→ Exercise: Without including any images, repeat the data exactly.

→ Stored data:

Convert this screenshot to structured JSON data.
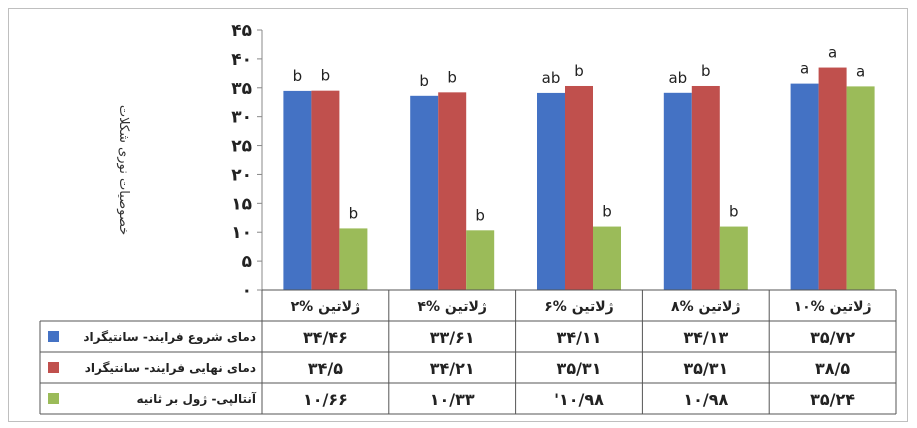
{
  "chart_data": {
    "type": "bar",
    "ylabel": "خصوصیات نوری شکلات",
    "ylim": [
      0,
      45
    ],
    "yticks": [
      "۰",
      "۵",
      "۱۰",
      "۱۵",
      "۲۰",
      "۲۵",
      "۳۰",
      "۳۵",
      "۴۰",
      "۴۵"
    ],
    "ytick_values": [
      0,
      5,
      10,
      15,
      20,
      25,
      30,
      35,
      40,
      45
    ],
    "categories": [
      "۲% ژلاتین",
      "۴% ژلاتین",
      "۶% ژلاتین",
      "۸% ژلاتین",
      "۱۰% ژلاتین"
    ],
    "series": [
      {
        "name": "دمای شروع فرایند- سانتیگراد",
        "color": "#4472c4",
        "values": [
          34.46,
          33.61,
          34.11,
          34.13,
          35.72
        ],
        "value_labels": [
          "۳۴/۴۶",
          "۳۳/۶۱",
          "۳۴/۱۱",
          "۳۴/۱۳",
          "۳۵/۷۲"
        ],
        "letters": [
          "b",
          "b",
          "ab",
          "ab",
          "a"
        ]
      },
      {
        "name": "دمای نهایی فرایند- سانتیگراد",
        "color": "#c0504d",
        "values": [
          34.5,
          34.21,
          35.31,
          35.31,
          38.5
        ],
        "value_labels": [
          "۳۴/۵",
          "۳۴/۲۱",
          "۳۵/۳۱",
          "۳۵/۳۱",
          "۳۸/۵"
        ],
        "letters": [
          "b",
          "b",
          "b",
          "b",
          "a"
        ]
      },
      {
        "name": "آنتالپی- ژول بر ثانیه",
        "color": "#9bbb59",
        "values": [
          10.66,
          10.33,
          10.98,
          10.98,
          35.24
        ],
        "value_labels": [
          "۱۰/۶۶",
          "۱۰/۳۳",
          "'۱۰/۹۸",
          "۱۰/۹۸",
          "۳۵/۲۴"
        ],
        "letters": [
          "b",
          "b",
          "b",
          "b",
          "a"
        ]
      }
    ],
    "grid": false,
    "legend": "data-table-left"
  }
}
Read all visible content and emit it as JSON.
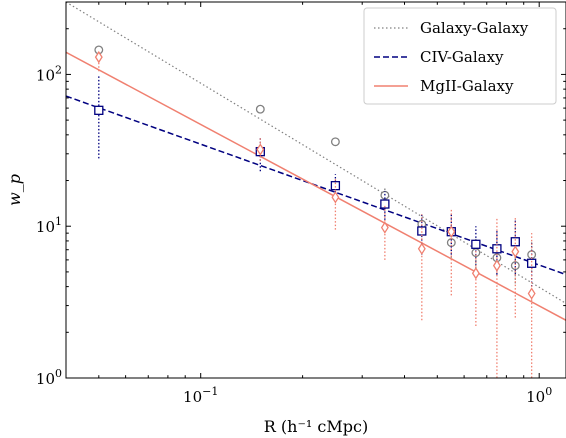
{
  "chart_data": {
    "type": "scatter",
    "title": "",
    "xlabel": "R (h⁻¹ cMpc)",
    "ylabel": "w_p",
    "xscale": "log",
    "yscale": "log",
    "xlim": [
      0.04,
      1.2
    ],
    "ylim": [
      1,
      300
    ],
    "x_ticks": [
      {
        "value": 0.1,
        "base": "10",
        "exp": "−1"
      },
      {
        "value": 1.0,
        "base": "10",
        "exp": "0"
      }
    ],
    "y_ticks": [
      {
        "value": 1,
        "base": "10",
        "exp": "0"
      },
      {
        "value": 10,
        "base": "10",
        "exp": "1"
      },
      {
        "value": 100,
        "base": "10",
        "exp": "2"
      }
    ],
    "grid": false,
    "legend": {
      "position": "top-right"
    },
    "series": [
      {
        "name": "Galaxy-Galaxy",
        "color": "#808080",
        "marker": "circle",
        "line_style": "dotted",
        "fit": {
          "r0": 0.04,
          "y0": 300,
          "r1": 1.2,
          "y1": 3.1
        },
        "points": [
          {
            "x": 0.05,
            "y": 145,
            "lo": 145,
            "hi": 145
          },
          {
            "x": 0.15,
            "y": 59,
            "lo": 59,
            "hi": 59
          },
          {
            "x": 0.25,
            "y": 36,
            "lo": 36,
            "hi": 36
          },
          {
            "x": 0.35,
            "y": 16,
            "lo": 14,
            "hi": 18
          },
          {
            "x": 0.45,
            "y": 10.3,
            "lo": 8.5,
            "hi": 12
          },
          {
            "x": 0.55,
            "y": 7.8,
            "lo": 6.2,
            "hi": 9.5
          },
          {
            "x": 0.65,
            "y": 6.7,
            "lo": 5,
            "hi": 8.3
          },
          {
            "x": 0.75,
            "y": 6.2,
            "lo": 4.8,
            "hi": 7.8
          },
          {
            "x": 0.85,
            "y": 5.5,
            "lo": 4.2,
            "hi": 7
          },
          {
            "x": 0.95,
            "y": 6.5,
            "lo": 5,
            "hi": 8
          }
        ]
      },
      {
        "name": "CIV-Galaxy",
        "color": "#000080",
        "marker": "square",
        "line_style": "dashed",
        "fit": {
          "r0": 0.04,
          "y0": 72,
          "r1": 1.2,
          "y1": 4.8
        },
        "points": [
          {
            "x": 0.05,
            "y": 58,
            "lo": 28,
            "hi": 98
          },
          {
            "x": 0.15,
            "y": 31,
            "lo": 23,
            "hi": 38
          },
          {
            "x": 0.25,
            "y": 18.5,
            "lo": 15,
            "hi": 22
          },
          {
            "x": 0.35,
            "y": 14,
            "lo": 11,
            "hi": 17
          },
          {
            "x": 0.45,
            "y": 9.3,
            "lo": 6.5,
            "hi": 12
          },
          {
            "x": 0.55,
            "y": 9.2,
            "lo": 6.5,
            "hi": 12
          },
          {
            "x": 0.65,
            "y": 7.6,
            "lo": 5.2,
            "hi": 10
          },
          {
            "x": 0.75,
            "y": 7.1,
            "lo": 4.8,
            "hi": 9.5
          },
          {
            "x": 0.85,
            "y": 7.9,
            "lo": 4.8,
            "hi": 11
          },
          {
            "x": 0.95,
            "y": 5.7,
            "lo": 3.8,
            "hi": 8
          }
        ]
      },
      {
        "name": "MgII-Galaxy",
        "color": "#f08070",
        "marker": "diamond",
        "line_style": "solid",
        "fit": {
          "r0": 0.04,
          "y0": 140,
          "r1": 1.2,
          "y1": 2.4
        },
        "points": [
          {
            "x": 0.05,
            "y": 130,
            "lo": 105,
            "hi": 140
          },
          {
            "x": 0.15,
            "y": 32,
            "lo": 27,
            "hi": 38
          },
          {
            "x": 0.25,
            "y": 15.5,
            "lo": 9.5,
            "hi": 21
          },
          {
            "x": 0.35,
            "y": 9.8,
            "lo": 6,
            "hi": 14
          },
          {
            "x": 0.45,
            "y": 7.1,
            "lo": 2.4,
            "hi": 12
          },
          {
            "x": 0.55,
            "y": 9.2,
            "lo": 3.5,
            "hi": 13
          },
          {
            "x": 0.65,
            "y": 4.9,
            "lo": 2.2,
            "hi": 7
          },
          {
            "x": 0.75,
            "y": 5.5,
            "lo": 0.95,
            "hi": 11.5
          },
          {
            "x": 0.85,
            "y": 6.8,
            "lo": 2.5,
            "hi": 11.5
          },
          {
            "x": 0.95,
            "y": 3.6,
            "lo": 0.95,
            "hi": 9
          }
        ]
      }
    ]
  }
}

→ Task output:
Convert this screenshot to structured JSON data.
{
  "chart_data": {
    "type": "bar",
    "ylabel": "خصوصیات نوری شکلات",
    "ylim": [
      0,
      45
    ],
    "yticks": [
      "۰",
      "۵",
      "۱۰",
      "۱۵",
      "۲۰",
      "۲۵",
      "۳۰",
      "۳۵",
      "۴۰",
      "۴۵"
    ],
    "ytick_values": [
      0,
      5,
      10,
      15,
      20,
      25,
      30,
      35,
      40,
      45
    ],
    "categories": [
      "۲% ژلاتین",
      "۴% ژلاتین",
      "۶% ژلاتین",
      "۸% ژلاتین",
      "۱۰% ژلاتین"
    ],
    "series": [
      {
        "name": "دمای شروع فرایند- سانتیگراد",
        "color": "#4472c4",
        "values": [
          34.46,
          33.61,
          34.11,
          34.13,
          35.72
        ],
        "value_labels": [
          "۳۴/۴۶",
          "۳۳/۶۱",
          "۳۴/۱۱",
          "۳۴/۱۳",
          "۳۵/۷۲"
        ],
        "letters": [
          "b",
          "b",
          "ab",
          "ab",
          "a"
        ]
      },
      {
        "name": "دمای نهایی فرایند- سانتیگراد",
        "color": "#c0504d",
        "values": [
          34.5,
          34.21,
          35.31,
          35.31,
          38.5
        ],
        "value_labels": [
          "۳۴/۵",
          "۳۴/۲۱",
          "۳۵/۳۱",
          "۳۵/۳۱",
          "۳۸/۵"
        ],
        "letters": [
          "b",
          "b",
          "b",
          "b",
          "a"
        ]
      },
      {
        "name": "آنتالپی- ژول بر ثانیه",
        "color": "#9bbb59",
        "values": [
          10.66,
          10.33,
          10.98,
          10.98,
          35.24
        ],
        "value_labels": [
          "۱۰/۶۶",
          "۱۰/۳۳",
          "'۱۰/۹۸",
          "۱۰/۹۸",
          "۳۵/۲۴"
        ],
        "letters": [
          "b",
          "b",
          "b",
          "b",
          "a"
        ]
      }
    ],
    "grid": false,
    "legend": "data-table-left"
  }
}
Read all visible content and emit it as JSON.
{
  "chart_data": {
    "type": "scatter",
    "title": "",
    "xlabel": "R (h⁻¹ cMpc)",
    "ylabel": "w_p",
    "xscale": "log",
    "yscale": "log",
    "xlim": [
      0.04,
      1.2
    ],
    "ylim": [
      1,
      300
    ],
    "x_ticks": [
      {
        "value": 0.1,
        "base": "10",
        "exp": "−1"
      },
      {
        "value": 1.0,
        "base": "10",
        "exp": "0"
      }
    ],
    "y_ticks": [
      {
        "value": 1,
        "base": "10",
        "exp": "0"
      },
      {
        "value": 10,
        "base": "10",
        "exp": "1"
      },
      {
        "value": 100,
        "base": "10",
        "exp": "2"
      }
    ],
    "grid": false,
    "legend": {
      "position": "top-right"
    },
    "series": [
      {
        "name": "Galaxy-Galaxy",
        "color": "#808080",
        "marker": "circle",
        "line_style": "dotted",
        "fit": {
          "r0": 0.04,
          "y0": 300,
          "r1": 1.2,
          "y1": 3.1
        },
        "points": [
          {
            "x": 0.05,
            "y": 145,
            "lo": 145,
            "hi": 145
          },
          {
            "x": 0.15,
            "y": 59,
            "lo": 59,
            "hi": 59
          },
          {
            "x": 0.25,
            "y": 36,
            "lo": 36,
            "hi": 36
          },
          {
            "x": 0.35,
            "y": 16,
            "lo": 14,
            "hi": 18
          },
          {
            "x": 0.45,
            "y": 10.3,
            "lo": 8.5,
            "hi": 12
          },
          {
            "x": 0.55,
            "y": 7.8,
            "lo": 6.2,
            "hi": 9.5
          },
          {
            "x": 0.65,
            "y": 6.7,
            "lo": 5,
            "hi": 8.3
          },
          {
            "x": 0.75,
            "y": 6.2,
            "lo": 4.8,
            "hi": 7.8
          },
          {
            "x": 0.85,
            "y": 5.5,
            "lo": 4.2,
            "hi": 7
          },
          {
            "x": 0.95,
            "y": 6.5,
            "lo": 5,
            "hi": 8
          }
        ]
      },
      {
        "name": "CIV-Galaxy",
        "color": "#000080",
        "marker": "square",
        "line_style": "dashed",
        "fit": {
          "r0": 0.04,
          "y0": 72,
          "r1": 1.2,
          "y1": 4.8
        },
        "points": [
          {
            "x": 0.05,
            "y": 58,
            "lo": 28,
            "hi": 98
          },
          {
            "x": 0.15,
            "y": 31,
            "lo": 23,
            "hi": 38
          },
          {
            "x": 0.25,
            "y": 18.5,
            "lo": 15,
            "hi": 22
          },
          {
            "x": 0.35,
            "y": 14,
            "lo": 11,
            "hi": 17
          },
          {
            "x": 0.45,
            "y": 9.3,
            "lo": 6.5,
            "hi": 12
          },
          {
            "x": 0.55,
            "y": 9.2,
            "lo": 6.5,
            "hi": 12
          },
          {
            "x": 0.65,
            "y": 7.6,
            "lo": 5.2,
            "hi": 10
          },
          {
            "x": 0.75,
            "y": 7.1,
            "lo": 4.8,
            "hi": 9.5
          },
          {
            "x": 0.85,
            "y": 7.9,
            "lo": 4.8,
            "hi": 11
          },
          {
            "x": 0.95,
            "y": 5.7,
            "lo": 3.8,
            "hi": 8
          }
        ]
      },
      {
        "name": "MgII-Galaxy",
        "color": "#f08070",
        "marker": "diamond",
        "line_style": "solid",
        "fit": {
          "r0": 0.04,
          "y0": 140,
          "r1": 1.2,
          "y1": 2.4
        },
        "points": [
          {
            "x": 0.05,
            "y": 130,
            "lo": 105,
            "hi": 140
          },
          {
            "x": 0.15,
            "y": 32,
            "lo": 27,
            "hi": 38
          },
          {
            "x": 0.25,
            "y": 15.5,
            "lo": 9.5,
            "hi": 21
          },
          {
            "x": 0.35,
            "y": 9.8,
            "lo": 6,
            "hi": 14
          },
          {
            "x": 0.45,
            "y": 7.1,
            "lo": 2.4,
            "hi": 12
          },
          {
            "x": 0.55,
            "y": 9.2,
            "lo": 3.5,
            "hi": 13
          },
          {
            "x": 0.65,
            "y": 4.9,
            "lo": 2.2,
            "hi": 7
          },
          {
            "x": 0.75,
            "y": 5.5,
            "lo": 0.95,
            "hi": 11.5
          },
          {
            "x": 0.85,
            "y": 6.8,
            "lo": 2.5,
            "hi": 11.5
          },
          {
            "x": 0.95,
            "y": 3.6,
            "lo": 0.95,
            "hi": 9
          }
        ]
      }
    ]
  }
}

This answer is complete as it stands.